__Exercise__
Each record that follows should be transcribed word for word.

[Dataset rows of page text]
BEGIN
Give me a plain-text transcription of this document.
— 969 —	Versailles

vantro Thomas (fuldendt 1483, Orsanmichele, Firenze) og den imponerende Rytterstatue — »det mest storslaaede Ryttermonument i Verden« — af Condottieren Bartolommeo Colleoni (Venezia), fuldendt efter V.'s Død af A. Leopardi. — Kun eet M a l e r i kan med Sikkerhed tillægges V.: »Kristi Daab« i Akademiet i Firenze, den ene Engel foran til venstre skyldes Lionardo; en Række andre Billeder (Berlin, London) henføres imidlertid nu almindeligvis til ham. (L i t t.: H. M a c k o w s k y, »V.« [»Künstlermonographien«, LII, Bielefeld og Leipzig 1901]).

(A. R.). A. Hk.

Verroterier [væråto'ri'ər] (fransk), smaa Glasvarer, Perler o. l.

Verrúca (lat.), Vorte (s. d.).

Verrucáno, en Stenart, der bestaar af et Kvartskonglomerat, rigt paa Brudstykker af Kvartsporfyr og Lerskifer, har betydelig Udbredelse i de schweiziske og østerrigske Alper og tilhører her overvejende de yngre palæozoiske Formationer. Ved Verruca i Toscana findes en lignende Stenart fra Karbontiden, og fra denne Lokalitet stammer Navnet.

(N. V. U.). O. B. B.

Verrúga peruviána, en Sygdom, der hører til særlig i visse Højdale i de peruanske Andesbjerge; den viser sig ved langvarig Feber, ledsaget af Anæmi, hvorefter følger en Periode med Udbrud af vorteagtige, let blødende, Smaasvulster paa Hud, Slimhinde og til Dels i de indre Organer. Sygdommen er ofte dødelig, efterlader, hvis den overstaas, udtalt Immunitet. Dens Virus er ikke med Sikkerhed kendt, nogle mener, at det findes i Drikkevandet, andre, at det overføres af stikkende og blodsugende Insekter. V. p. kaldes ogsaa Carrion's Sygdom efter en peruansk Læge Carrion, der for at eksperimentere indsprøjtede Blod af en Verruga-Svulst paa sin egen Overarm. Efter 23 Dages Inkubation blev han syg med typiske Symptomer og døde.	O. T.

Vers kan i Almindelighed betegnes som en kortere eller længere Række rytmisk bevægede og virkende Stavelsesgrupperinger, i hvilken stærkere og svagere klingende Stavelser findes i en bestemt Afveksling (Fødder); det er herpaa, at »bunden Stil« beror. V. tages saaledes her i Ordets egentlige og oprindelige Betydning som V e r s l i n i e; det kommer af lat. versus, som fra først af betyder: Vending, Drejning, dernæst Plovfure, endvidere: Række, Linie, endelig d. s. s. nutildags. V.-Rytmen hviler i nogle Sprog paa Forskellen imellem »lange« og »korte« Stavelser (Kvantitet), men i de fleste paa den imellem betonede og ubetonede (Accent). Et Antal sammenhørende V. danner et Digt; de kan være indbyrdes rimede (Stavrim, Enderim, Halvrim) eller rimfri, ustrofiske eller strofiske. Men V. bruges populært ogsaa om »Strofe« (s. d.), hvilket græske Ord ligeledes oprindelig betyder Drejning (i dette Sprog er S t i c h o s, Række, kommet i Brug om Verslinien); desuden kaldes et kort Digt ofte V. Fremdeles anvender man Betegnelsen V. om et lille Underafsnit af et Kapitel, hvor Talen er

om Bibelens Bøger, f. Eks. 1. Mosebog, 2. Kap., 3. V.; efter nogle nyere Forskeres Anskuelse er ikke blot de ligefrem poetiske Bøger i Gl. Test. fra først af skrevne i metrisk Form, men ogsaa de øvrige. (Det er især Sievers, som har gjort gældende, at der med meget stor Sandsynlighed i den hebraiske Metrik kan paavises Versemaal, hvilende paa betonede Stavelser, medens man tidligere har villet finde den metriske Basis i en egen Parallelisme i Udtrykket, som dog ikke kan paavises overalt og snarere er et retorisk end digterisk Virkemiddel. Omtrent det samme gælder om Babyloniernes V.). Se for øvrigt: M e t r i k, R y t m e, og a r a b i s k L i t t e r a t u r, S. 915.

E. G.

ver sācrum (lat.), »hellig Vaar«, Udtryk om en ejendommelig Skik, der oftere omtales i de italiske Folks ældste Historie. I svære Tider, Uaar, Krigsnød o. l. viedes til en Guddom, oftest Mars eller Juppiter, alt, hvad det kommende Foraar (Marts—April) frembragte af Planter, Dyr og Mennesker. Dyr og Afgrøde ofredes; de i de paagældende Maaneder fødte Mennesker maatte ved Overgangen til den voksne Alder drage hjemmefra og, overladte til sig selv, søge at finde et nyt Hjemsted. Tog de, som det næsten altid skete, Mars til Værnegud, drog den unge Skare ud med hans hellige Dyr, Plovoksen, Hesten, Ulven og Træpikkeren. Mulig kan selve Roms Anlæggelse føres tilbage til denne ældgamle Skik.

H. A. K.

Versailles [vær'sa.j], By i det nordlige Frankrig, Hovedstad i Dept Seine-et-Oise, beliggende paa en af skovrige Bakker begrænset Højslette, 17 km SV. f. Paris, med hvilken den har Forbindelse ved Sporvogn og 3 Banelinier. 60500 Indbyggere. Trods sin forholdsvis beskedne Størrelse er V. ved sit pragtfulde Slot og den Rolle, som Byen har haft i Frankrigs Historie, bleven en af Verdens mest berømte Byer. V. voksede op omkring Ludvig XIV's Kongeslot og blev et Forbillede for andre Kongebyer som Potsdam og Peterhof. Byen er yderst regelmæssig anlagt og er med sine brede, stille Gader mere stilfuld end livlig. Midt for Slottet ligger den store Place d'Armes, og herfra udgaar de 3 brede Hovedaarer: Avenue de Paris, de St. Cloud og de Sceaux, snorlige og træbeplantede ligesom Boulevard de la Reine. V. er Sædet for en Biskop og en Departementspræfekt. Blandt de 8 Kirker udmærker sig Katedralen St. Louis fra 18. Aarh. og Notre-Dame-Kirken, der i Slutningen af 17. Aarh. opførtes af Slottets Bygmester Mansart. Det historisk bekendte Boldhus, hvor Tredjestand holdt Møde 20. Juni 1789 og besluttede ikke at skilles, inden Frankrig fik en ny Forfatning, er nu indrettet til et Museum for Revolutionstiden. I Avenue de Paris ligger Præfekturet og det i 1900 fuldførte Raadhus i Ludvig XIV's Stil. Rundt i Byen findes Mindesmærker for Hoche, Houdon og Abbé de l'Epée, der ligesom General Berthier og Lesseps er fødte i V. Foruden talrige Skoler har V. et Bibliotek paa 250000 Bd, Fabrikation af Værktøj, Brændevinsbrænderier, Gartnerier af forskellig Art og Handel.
END
__Response area__
Give me a plain-text transcription of this document.
— 969 —	Versailles

vantro Thomas (fuldendt 1483, Orsanmichele, Firenze) og den imponerende Rytterstatue — »det mest storslaaede Ryttermonument i Verden« — af Condottieren Bartolommeo Colleoni (Venezia), fuldendt efter V.'s Død af A. Leopardi. — Kun eet M a l e r i kan med Sikkerhed tillægges V.: »Kristi Daab« i Akademiet i Firenze, den ene Engel foran til venstre skyldes Lionardo; en Række andre Billeder (Berlin, London) henføres imidlertid nu almindeligvis til ham. (L i t t.: H. M a c k o w s k y, »V.« [»Künstlermonographien«, LII, Bielefeld og Leipzig 1901]).

(A. R.). A. Hk.

Verroterier [væråto'ri'ər] (fransk), smaa Glasvarer, Perler o. l.

Verrúca (lat.), Vorte (s. d.).

Verrucáno, en Stenart, der bestaar af et Kvartskonglomerat, rigt paa Brudstykker af Kvartsporfyr og Lerskifer, har betydelig Udbredelse i de schweiziske og østerrigske Alper og tilhører her overvejende de yngre palæozoiske Formationer. Ved Verruca i Toscana findes en lignende Stenart fra Karbontiden, og fra denne Lokalitet stammer Navnet.

(N. V. U.). O. B. B.

Verrúga peruviána, en Sygdom, der hører til særlig i visse Højdale i de peruanske Andesbjerge; den viser sig ved langvarig Feber, ledsaget af Anæmi, hvorefter følger en Periode med Udbrud af vorteagtige, let blødende, Smaasvulster paa Hud, Slimhinde og til Dels i de indre Organer. Sygdommen er ofte dødelig, efterlader, hvis den overstaas, udtalt Immunitet. Dens Virus er ikke med Sikkerhed kendt, nogle mener, at det findes i Drikkevandet, andre, at det overføres af stikkende og blodsugende Insekter. V. p. kaldes ogsaa Carrion's Sygdom efter en peruansk Læge Carrion, der for at eksperimentere indsprøjtede Blod af en Verruga-Svulst paa sin egen Overarm. Efter 23 Dages Inkubation blev han syg med typiske Symptomer og døde.	O. T.

Vers kan i Almindelighed betegnes som en kortere eller længere Række rytmisk bevægede og virkende Stavelsesgrupperinger, i hvilken stærkere og svagere klingende Stavelser findes i en bestemt Afveksling (Fødder); det er herpaa, at »bunden Stil« beror. V. tages saaledes her i Ordets egentlige og oprindelige Betydning som V e r s l i n i e; det kommer af lat. versus, som fra først af betyder: Vending, Drejning, dernæst Plovfure, endvidere: Række, Linie, endelig d. s. s. nutildags. V.-Rytmen hviler i nogle Sprog paa Forskellen imellem »lange« og »korte« Stavelser (Kvantitet), men i de fleste paa den imellem betonede og ubetonede (Accent). Et Antal sammenhørende V. danner et Digt; de kan være indbyrdes rimede (Stavrim, Enderim, Halvrim) eller rimfri, ustrofiske eller strofiske. Men V. bruges populært ogsaa om »Strofe« (s. d.), hvilket græske Ord ligeledes oprindelig betyder Drejning (i dette Sprog er S t i c h o s, Række, kommet i Brug om Verslinien); desuden kaldes et kort Digt ofte V. Fremdeles anvender man Betegnelsen V. om et lille Underafsnit af et Kapitel, hvor Talen er

om Bibelens Bøger, f. Eks. 1. Mosebog, 2. Kap., 3. V.; efter nogle nyere Forskeres Anskuelse er ikke blot de ligefrem poetiske Bøger i Gl. Test. fra først af skrevne i metrisk Form, men ogsaa de øvrige. (Det er især Sievers, som har gjort gældende, at der med meget stor Sandsynlighed i den hebraiske Metrik kan paavises Versemaal, hvilende paa betonede Stavelser, medens man tidligere har villet finde den metriske Basis i en egen Parallelisme i Udtrykket, som dog ikke kan paavises overalt og snarere er et retorisk end digterisk Virkemiddel. Omtrent det samme gælder om Babyloniernes V.). Se for øvrigt: M e t r i k, R y t m e, og a r a b i s k L i t t e r a t u r, S. 915.

E. G.

ver sācrum (lat.), »hellig Vaar«, Udtryk om en ejendommelig Skik, der oftere omtales i de italiske Folks ældste Historie. I svære Tider, Uaar, Krigsnød o. l. viedes til en Guddom, oftest Mars eller Juppiter, alt, hvad det kommende Foraar (Marts—April) frembragte af Planter, Dyr og Mennesker. Dyr og Afgrøde ofredes; de i de paagældende Maaneder fødte Mennesker maatte ved Overgangen til den voksne Alder drage hjemmefra og, overladte til sig selv, søge at finde et nyt Hjemsted. Tog de, som det næsten altid skete, Mars til Værnegud, drog den unge Skare ud med hans hellige Dyr, Plovoksen, Hesten, Ulven og Træpikkeren. Mulig kan selve Roms Anlæggelse føres tilbage til denne ældgamle Skik.

H. A. K.

Versailles [vær'sa.j], By i det nordlige Frankrig, Hovedstad i Dept Seine-et-Oise, beliggende paa en af skovrige Bakker begrænset Højslette, 17 km SV. f. Paris, med hvilken den har Forbindelse ved Sporvogn og 3 Banelinier. 60500 Indbyggere. Trods sin forholdsvis beskedne Størrelse er V. ved sit pragtfulde Slot og den Rolle, som Byen har haft i Frankrigs Historie, bleven en af Verdens mest berømte Byer. V. voksede op omkring Ludvig XIV's Kongeslot og blev et Forbillede for andre Kongebyer som Potsdam og Peterhof. Byen er yderst regelmæssig anlagt og er med sine brede, stille Gader mere stilfuld end livlig. Midt for Slottet ligger den store Place d'Armes, og herfra udgaar de 3 brede Hovedaarer: Avenue de Paris, de St. Cloud og de Sceaux, snorlige og træbeplantede ligesom Boulevard de la Reine. V. er Sædet for en Biskop og en Departementspræfekt. Blandt de 8 Kirker udmærker sig Katedralen St. Louis fra 18. Aarh. og Notre-Dame-Kirken, der i Slutningen af 17. Aarh. opførtes af Slottets Bygmester Mansart. Det historisk bekendte Boldhus, hvor Tredjestand holdt Møde 20. Juni 1789 og besluttede ikke at skilles, inden Frankrig fik en ny Forfatning, er nu indrettet til et Museum for Revolutionstiden. I Avenue de Paris ligger Præfekturet og det i 1900 fuldførte Raadhus i Ludvig XIV's Stil. Rundt i Byen findes Mindesmærker for Hoche, Houdon og Abbé de l'Epée, der ligesom General Berthier og Lesseps er fødte i V. Foruden talrige Skoler har V. et Bibliotek paa 250000 Bd, Fabrikation af Værktøj, Brændevinsbrænderier, Gartnerier af forskellig Art og Handel.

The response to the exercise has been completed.